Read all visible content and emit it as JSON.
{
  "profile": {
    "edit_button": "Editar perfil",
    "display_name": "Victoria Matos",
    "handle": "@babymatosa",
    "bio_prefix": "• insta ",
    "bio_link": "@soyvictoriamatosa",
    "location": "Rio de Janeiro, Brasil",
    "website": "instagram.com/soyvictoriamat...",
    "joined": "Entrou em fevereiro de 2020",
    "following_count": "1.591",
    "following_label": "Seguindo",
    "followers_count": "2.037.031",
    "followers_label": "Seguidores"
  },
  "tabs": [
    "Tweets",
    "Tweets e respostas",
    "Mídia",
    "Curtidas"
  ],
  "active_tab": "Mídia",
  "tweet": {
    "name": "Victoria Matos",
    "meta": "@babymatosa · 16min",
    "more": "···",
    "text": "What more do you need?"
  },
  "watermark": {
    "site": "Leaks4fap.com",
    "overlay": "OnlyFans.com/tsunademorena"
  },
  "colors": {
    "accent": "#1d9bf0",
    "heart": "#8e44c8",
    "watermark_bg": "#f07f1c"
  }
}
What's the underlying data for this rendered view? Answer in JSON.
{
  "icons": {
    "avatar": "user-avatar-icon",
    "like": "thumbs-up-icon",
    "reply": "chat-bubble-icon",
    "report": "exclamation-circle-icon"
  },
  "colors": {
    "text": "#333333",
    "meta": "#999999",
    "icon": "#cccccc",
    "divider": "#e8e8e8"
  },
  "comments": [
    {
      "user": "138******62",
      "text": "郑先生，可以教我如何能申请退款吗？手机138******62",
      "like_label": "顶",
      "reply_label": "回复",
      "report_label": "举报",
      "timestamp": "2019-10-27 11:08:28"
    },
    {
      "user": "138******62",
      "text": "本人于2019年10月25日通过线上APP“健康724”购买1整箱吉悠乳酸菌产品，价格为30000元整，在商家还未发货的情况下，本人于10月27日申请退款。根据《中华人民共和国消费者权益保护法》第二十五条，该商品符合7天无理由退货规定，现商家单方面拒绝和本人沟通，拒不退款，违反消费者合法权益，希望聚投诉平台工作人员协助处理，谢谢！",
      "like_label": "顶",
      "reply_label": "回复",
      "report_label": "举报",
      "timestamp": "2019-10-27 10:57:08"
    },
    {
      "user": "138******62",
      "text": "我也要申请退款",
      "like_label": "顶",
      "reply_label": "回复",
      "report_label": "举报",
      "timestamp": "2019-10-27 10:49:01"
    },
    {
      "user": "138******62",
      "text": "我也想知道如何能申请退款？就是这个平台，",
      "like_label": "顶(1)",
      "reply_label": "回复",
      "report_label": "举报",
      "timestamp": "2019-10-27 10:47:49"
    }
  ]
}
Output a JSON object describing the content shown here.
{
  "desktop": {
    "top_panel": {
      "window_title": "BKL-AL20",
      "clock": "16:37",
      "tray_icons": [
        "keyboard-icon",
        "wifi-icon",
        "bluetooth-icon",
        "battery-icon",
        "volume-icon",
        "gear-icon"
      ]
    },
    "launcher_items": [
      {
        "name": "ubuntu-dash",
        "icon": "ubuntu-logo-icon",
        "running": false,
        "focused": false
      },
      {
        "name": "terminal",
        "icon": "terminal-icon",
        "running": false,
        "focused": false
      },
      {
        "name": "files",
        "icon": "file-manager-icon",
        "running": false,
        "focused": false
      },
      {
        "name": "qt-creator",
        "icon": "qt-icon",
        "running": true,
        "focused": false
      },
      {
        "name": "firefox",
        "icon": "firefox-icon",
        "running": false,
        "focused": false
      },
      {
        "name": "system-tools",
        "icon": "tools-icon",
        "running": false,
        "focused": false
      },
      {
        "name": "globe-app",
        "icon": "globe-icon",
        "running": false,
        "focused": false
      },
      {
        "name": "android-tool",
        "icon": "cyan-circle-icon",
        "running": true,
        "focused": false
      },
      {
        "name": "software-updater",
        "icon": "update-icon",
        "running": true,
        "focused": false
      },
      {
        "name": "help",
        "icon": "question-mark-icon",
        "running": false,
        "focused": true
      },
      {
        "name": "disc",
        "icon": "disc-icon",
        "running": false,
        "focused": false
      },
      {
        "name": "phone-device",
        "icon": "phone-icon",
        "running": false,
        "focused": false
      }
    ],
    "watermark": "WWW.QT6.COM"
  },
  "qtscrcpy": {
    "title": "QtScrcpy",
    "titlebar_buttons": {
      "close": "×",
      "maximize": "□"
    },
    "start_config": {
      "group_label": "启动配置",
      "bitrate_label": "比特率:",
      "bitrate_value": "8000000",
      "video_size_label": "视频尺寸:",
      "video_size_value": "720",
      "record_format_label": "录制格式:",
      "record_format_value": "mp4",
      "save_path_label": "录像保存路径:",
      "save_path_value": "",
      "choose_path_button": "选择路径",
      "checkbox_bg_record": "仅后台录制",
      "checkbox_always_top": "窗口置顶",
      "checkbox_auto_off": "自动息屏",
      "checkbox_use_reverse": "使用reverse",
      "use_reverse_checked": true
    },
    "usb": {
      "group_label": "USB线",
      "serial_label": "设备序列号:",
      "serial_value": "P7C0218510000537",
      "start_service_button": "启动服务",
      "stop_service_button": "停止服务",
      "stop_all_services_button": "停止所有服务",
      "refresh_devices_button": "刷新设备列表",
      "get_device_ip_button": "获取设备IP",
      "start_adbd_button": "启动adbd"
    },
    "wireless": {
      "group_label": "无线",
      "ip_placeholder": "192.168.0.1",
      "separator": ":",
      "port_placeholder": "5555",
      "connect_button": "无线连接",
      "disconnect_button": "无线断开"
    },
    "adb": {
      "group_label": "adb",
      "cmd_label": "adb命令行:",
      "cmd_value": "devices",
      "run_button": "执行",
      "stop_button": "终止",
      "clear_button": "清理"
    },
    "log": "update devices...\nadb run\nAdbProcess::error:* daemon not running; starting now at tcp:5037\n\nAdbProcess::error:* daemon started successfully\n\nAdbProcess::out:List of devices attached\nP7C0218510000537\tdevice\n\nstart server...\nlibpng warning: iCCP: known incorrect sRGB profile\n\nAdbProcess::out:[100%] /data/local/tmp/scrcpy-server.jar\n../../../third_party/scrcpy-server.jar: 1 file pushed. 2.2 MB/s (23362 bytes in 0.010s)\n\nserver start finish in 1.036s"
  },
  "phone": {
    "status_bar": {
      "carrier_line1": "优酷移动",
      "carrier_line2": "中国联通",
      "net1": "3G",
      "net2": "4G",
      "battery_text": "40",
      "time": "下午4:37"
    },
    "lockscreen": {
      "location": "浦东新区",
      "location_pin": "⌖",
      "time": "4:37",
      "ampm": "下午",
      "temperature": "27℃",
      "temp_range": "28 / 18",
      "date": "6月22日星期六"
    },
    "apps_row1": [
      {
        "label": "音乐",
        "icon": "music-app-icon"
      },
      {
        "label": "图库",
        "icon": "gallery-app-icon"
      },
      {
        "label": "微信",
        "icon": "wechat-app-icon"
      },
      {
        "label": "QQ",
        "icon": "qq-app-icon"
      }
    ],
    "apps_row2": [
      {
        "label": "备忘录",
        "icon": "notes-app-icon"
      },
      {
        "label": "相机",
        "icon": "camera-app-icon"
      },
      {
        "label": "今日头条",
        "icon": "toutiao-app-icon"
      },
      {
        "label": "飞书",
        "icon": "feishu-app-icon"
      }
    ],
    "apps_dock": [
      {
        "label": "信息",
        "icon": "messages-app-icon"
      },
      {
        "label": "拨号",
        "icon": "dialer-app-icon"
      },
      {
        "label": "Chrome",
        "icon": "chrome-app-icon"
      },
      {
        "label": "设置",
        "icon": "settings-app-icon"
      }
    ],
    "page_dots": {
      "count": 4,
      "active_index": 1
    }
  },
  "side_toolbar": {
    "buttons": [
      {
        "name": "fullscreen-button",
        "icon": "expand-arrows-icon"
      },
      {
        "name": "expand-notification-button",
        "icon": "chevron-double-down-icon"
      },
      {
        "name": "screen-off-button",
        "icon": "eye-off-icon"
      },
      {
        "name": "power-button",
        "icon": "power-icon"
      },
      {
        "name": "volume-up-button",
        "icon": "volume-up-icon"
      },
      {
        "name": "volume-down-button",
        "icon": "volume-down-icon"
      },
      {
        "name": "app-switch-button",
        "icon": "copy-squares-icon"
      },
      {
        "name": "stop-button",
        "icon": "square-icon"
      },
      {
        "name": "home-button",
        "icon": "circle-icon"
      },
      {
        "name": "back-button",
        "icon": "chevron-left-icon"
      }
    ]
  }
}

▸ GIVEN INSTRUCTION: Find all lines holding the string "babymatosa" and copy them.

▸ ANSWER:
    "handle": "@babymatosa",
    "meta": "@babymatosa · 16min",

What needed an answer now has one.